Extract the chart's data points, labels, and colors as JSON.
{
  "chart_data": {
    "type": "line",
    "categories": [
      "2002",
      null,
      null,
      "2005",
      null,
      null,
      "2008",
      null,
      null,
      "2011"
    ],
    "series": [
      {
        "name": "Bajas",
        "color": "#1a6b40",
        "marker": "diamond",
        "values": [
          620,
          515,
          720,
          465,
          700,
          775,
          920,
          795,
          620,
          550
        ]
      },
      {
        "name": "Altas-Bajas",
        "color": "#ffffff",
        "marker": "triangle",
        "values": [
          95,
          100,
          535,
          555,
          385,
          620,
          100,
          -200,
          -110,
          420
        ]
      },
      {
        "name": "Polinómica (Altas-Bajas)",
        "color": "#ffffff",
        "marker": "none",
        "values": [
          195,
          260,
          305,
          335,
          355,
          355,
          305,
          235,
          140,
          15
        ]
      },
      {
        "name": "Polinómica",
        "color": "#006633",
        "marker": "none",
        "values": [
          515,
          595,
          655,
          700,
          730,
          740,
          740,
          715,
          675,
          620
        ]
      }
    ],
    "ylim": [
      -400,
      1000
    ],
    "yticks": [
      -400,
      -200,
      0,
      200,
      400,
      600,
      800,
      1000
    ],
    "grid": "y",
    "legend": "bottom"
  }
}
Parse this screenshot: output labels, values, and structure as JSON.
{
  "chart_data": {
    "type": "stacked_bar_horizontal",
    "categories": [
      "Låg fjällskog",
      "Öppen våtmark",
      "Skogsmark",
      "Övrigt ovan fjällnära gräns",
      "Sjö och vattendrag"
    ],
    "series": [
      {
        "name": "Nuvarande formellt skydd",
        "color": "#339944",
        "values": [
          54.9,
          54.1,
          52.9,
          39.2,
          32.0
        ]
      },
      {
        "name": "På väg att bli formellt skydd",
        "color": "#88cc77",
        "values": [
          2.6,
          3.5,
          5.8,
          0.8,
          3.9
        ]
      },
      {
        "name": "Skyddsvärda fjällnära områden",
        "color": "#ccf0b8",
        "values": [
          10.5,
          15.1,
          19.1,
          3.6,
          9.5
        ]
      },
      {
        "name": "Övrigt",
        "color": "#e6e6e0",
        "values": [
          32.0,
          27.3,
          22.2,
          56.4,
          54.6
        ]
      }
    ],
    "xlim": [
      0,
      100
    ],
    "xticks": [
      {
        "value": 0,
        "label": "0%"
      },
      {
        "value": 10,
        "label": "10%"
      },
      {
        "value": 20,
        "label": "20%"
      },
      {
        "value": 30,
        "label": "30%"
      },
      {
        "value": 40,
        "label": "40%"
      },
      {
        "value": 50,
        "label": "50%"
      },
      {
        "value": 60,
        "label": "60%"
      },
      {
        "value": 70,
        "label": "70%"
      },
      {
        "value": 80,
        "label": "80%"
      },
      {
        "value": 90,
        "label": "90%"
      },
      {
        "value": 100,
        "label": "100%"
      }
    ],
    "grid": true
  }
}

:::

Print the records above in full, exactly.

Extract the chart's data points, labels, and colors as JSON.
{
  "chart_data": {
    "type": "line",
    "categories": [
      "2002",
      null,
      null,
      "2005",
      null,
      null,
      "2008",
      null,
      null,
      "2011"
    ],
    "series": [
      {
        "name": "Bajas",
        "color": "#1a6b40",
        "marker": "diamond",
        "values": [
          620,
          515,
          720,
          465,
          700,
          775,
          920,
          795,
          620,
          550
        ]
      },
      {
        "name": "Altas-Bajas",
        "color": "#ffffff",
        "marker": "triangle",
        "values": [
          95,
          100,
          535,
          555,
          385,
          620,
          100,
          -200,
          -110,
          420
        ]
      },
      {
        "name": "Polinómica (Altas-Bajas)",
        "color": "#ffffff",
        "marker": "none",
        "values": [
          195,
          260,
          305,
          335,
          355,
          355,
          305,
          235,
          140,
          15
        ]
      },
      {
        "name": "Polinómica",
        "color": "#006633",
        "marker": "none",
        "values": [
          515,
          595,
          655,
          700,
          730,
          740,
          740,
          715,
          675,
          620
        ]
      }
    ],
    "ylim": [
      -400,
      1000
    ],
    "yticks": [
      -400,
      -200,
      0,
      200,
      400,
      600,
      800,
      1000
    ],
    "grid": "y",
    "legend": "bottom"
  }
}
Parse this screenshot: output labels, values, and structure as JSON.
{
  "chart_data": {
    "type": "stacked_bar_horizontal",
    "categories": [
      "Låg fjällskog",
      "Öppen våtmark",
      "Skogsmark",
      "Övrigt ovan fjällnära gräns",
      "Sjö och vattendrag"
    ],
    "series": [
      {
        "name": "Nuvarande formellt skydd",
        "color": "#339944",
        "values": [
          54.9,
          54.1,
          52.9,
          39.2,
          32.0
        ]
      },
      {
        "name": "På väg att bli formellt skydd",
        "color": "#88cc77",
        "values": [
          2.6,
          3.5,
          5.8,
          0.8,
          3.9
        ]
      },
      {
        "name": "Skyddsvärda fjällnära områden",
        "color": "#ccf0b8",
        "values": [
          10.5,
          15.1,
          19.1,
          3.6,
          9.5
        ]
      },
      {
        "name": "Övrigt",
        "color": "#e6e6e0",
        "values": [
          32.0,
          27.3,
          22.2,
          56.4,
          54.6
        ]
      }
    ],
    "xlim": [
      0,
      100
    ],
    "xticks": [
      {
        "value": 0,
        "label": "0%"
      },
      {
        "value": 10,
        "label": "10%"
      },
      {
        "value": 20,
        "label": "20%"
      },
      {
        "value": 30,
        "label": "30%"
      },
      {
        "value": 40,
        "label": "40%"
      },
      {
        "value": 50,
        "label": "50%"
      },
      {
        "value": 60,
        "label": "60%"
      },
      {
        "value": 70,
        "label": "70%"
      },
      {
        "value": 80,
        "label": "80%"
      },
      {
        "value": 90,
        "label": "90%"
      },
      {
        "value": 100,
        "label": "100%"
      }
    ],
    "grid": true
  }
}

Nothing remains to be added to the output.